(Entries from a dataset)
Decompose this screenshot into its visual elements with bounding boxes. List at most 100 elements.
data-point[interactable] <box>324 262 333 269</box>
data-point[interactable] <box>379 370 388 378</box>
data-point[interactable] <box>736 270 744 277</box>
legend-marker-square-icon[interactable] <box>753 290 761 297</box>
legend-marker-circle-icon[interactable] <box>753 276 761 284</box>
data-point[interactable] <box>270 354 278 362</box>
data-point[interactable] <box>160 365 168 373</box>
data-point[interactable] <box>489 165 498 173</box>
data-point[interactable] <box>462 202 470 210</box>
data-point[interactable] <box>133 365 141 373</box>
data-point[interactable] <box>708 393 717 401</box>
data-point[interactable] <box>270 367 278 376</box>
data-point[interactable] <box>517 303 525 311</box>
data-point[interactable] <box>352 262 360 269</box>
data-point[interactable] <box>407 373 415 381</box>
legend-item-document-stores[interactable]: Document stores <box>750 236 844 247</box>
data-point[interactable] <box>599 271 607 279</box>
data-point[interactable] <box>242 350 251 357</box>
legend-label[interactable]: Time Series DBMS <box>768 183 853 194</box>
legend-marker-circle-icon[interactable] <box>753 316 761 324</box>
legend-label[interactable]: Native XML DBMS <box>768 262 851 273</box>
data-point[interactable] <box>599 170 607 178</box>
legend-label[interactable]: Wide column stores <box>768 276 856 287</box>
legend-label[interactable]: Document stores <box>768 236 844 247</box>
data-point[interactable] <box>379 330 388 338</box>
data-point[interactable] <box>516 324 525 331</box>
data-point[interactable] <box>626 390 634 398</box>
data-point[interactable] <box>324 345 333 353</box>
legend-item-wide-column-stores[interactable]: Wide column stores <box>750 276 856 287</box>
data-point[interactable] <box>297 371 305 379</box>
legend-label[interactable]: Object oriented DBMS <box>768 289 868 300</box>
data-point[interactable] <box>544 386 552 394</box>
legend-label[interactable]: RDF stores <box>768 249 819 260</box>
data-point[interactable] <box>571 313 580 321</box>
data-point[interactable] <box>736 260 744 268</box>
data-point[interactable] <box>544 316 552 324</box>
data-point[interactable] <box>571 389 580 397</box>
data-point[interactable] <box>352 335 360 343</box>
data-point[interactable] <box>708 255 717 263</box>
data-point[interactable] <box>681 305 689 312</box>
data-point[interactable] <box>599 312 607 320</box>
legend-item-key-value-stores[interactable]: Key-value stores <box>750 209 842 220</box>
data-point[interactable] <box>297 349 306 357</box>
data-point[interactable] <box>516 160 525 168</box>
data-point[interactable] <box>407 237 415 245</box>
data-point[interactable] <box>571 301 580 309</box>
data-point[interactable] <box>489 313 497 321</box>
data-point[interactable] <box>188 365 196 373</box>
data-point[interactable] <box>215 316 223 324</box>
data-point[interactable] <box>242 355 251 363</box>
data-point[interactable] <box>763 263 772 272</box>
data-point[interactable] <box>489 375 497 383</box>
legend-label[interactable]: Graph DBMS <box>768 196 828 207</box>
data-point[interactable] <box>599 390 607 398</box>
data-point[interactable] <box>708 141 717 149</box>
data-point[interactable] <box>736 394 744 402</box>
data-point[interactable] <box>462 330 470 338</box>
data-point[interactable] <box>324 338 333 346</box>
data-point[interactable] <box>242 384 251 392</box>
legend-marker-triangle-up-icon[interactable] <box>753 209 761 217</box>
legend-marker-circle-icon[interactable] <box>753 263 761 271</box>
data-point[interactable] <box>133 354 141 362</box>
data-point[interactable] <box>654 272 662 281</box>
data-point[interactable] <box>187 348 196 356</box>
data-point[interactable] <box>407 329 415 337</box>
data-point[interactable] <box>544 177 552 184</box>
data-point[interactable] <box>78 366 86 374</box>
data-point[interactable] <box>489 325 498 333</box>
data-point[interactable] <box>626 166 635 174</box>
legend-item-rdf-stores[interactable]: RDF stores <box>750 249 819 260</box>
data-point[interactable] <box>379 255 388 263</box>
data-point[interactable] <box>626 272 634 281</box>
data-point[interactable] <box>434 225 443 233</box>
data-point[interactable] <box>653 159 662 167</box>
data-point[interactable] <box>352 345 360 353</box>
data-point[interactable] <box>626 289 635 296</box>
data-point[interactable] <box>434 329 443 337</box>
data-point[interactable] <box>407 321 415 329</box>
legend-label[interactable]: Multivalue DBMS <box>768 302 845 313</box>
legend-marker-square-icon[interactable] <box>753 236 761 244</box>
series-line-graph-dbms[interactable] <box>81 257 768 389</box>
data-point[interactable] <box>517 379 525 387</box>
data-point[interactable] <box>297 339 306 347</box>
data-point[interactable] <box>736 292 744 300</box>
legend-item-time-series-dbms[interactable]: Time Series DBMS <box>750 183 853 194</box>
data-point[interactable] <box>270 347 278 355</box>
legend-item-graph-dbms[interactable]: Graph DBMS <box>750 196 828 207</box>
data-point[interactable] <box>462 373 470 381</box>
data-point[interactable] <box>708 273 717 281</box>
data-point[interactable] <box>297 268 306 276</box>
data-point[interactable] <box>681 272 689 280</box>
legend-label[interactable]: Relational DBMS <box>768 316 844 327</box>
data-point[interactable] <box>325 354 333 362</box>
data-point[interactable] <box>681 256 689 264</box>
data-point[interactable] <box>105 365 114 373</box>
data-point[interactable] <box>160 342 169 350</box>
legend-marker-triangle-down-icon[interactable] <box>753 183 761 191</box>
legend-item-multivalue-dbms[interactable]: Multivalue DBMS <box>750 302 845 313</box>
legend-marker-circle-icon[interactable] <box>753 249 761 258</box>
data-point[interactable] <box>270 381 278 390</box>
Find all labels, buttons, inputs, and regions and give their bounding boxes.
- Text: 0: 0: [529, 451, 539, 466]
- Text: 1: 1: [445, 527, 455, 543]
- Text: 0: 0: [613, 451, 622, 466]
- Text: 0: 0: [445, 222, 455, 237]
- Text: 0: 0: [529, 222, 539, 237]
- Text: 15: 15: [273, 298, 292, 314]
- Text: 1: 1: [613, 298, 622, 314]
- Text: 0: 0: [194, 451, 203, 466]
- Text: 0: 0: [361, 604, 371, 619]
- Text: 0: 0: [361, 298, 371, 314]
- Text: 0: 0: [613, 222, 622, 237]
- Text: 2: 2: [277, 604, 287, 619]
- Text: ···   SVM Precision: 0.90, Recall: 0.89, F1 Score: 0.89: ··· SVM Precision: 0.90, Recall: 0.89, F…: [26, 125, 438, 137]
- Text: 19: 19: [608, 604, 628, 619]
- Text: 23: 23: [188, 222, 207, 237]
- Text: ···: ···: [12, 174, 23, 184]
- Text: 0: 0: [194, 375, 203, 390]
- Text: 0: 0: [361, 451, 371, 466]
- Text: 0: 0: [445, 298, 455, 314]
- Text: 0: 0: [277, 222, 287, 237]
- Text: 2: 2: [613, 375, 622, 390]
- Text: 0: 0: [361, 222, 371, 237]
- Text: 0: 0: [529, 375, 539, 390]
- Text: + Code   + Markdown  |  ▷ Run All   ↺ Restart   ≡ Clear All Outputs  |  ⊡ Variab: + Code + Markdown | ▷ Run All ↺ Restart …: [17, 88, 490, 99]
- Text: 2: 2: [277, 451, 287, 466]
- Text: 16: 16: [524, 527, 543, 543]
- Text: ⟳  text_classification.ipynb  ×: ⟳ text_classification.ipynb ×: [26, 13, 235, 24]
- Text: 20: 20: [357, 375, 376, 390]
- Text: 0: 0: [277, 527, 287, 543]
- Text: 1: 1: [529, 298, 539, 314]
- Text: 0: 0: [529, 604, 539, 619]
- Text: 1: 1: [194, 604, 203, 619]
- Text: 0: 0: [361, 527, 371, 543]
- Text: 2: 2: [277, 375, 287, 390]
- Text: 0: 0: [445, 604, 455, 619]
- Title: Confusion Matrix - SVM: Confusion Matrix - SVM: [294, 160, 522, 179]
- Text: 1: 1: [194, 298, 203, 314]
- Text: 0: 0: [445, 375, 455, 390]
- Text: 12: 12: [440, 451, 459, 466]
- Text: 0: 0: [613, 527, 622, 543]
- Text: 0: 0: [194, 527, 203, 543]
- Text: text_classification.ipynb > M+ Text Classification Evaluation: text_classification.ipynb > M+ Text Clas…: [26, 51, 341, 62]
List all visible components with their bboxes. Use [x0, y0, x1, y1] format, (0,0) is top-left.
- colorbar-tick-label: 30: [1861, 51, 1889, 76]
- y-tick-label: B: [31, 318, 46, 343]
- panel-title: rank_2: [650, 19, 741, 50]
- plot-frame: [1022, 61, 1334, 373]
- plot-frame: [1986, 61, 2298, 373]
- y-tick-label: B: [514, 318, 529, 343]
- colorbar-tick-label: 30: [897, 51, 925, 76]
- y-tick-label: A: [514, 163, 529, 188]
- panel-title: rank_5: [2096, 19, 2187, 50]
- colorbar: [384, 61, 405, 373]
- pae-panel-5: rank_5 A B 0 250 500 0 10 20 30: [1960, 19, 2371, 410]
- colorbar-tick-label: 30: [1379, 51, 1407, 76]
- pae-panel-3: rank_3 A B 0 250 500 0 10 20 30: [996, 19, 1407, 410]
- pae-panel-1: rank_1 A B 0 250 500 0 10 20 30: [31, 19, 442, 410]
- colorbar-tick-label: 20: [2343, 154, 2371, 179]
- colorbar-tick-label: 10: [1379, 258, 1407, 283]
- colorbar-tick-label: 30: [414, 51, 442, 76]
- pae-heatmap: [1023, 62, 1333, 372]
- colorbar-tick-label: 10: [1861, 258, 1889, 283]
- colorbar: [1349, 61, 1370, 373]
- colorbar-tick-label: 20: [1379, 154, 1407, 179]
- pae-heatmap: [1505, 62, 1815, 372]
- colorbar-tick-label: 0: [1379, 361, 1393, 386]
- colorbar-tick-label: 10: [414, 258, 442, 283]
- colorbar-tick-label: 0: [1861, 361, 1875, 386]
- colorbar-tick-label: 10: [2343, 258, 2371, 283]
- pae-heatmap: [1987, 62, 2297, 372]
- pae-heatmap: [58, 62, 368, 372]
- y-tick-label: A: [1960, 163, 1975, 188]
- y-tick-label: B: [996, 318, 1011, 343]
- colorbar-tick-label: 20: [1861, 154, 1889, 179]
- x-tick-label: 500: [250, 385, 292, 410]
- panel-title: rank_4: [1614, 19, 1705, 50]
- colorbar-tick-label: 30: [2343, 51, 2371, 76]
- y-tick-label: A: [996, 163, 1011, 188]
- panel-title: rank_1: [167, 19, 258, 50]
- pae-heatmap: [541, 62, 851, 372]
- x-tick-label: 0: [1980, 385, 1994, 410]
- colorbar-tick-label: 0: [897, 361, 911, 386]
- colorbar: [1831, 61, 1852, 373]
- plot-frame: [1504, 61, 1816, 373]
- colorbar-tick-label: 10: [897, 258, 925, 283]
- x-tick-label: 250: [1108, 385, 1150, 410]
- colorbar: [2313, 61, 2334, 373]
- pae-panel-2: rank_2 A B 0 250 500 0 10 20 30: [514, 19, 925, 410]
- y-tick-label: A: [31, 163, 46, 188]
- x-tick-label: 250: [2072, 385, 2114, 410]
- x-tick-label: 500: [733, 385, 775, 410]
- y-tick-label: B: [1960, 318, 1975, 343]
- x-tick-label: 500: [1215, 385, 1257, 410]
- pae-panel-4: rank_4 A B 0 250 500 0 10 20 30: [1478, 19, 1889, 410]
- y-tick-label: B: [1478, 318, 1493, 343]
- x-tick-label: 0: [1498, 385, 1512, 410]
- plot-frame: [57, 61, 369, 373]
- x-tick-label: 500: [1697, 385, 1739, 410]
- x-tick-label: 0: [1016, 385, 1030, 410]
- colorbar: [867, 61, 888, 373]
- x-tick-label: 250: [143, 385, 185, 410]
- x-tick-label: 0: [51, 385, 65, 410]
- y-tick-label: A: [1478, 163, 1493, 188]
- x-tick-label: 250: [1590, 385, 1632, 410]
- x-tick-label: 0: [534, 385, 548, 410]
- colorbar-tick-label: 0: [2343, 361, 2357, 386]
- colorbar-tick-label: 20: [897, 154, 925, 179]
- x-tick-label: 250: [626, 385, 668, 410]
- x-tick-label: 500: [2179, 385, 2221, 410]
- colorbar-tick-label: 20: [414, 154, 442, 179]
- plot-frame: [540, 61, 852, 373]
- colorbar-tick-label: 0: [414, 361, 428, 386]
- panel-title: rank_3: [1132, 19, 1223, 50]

Problem
Quote the data word for word, beginning at its first line and stopping after the line that contains "data-point[interactable] <box>517 303". Include both of those lines.

Exercise result
Decompose this screenshot into its visual elements with bounding boxes. List at most 100 elements.
data-point[interactable] <box>324 262 333 269</box>
data-point[interactable] <box>379 370 388 378</box>
data-point[interactable] <box>736 270 744 277</box>
legend-marker-square-icon[interactable] <box>753 290 761 297</box>
legend-marker-circle-icon[interactable] <box>753 276 761 284</box>
data-point[interactable] <box>270 354 278 362</box>
data-point[interactable] <box>160 365 168 373</box>
data-point[interactable] <box>489 165 498 173</box>
data-point[interactable] <box>462 202 470 210</box>
data-point[interactable] <box>133 365 141 373</box>
data-point[interactable] <box>708 393 717 401</box>
data-point[interactable] <box>270 367 278 376</box>
data-point[interactable] <box>517 303 525 311</box>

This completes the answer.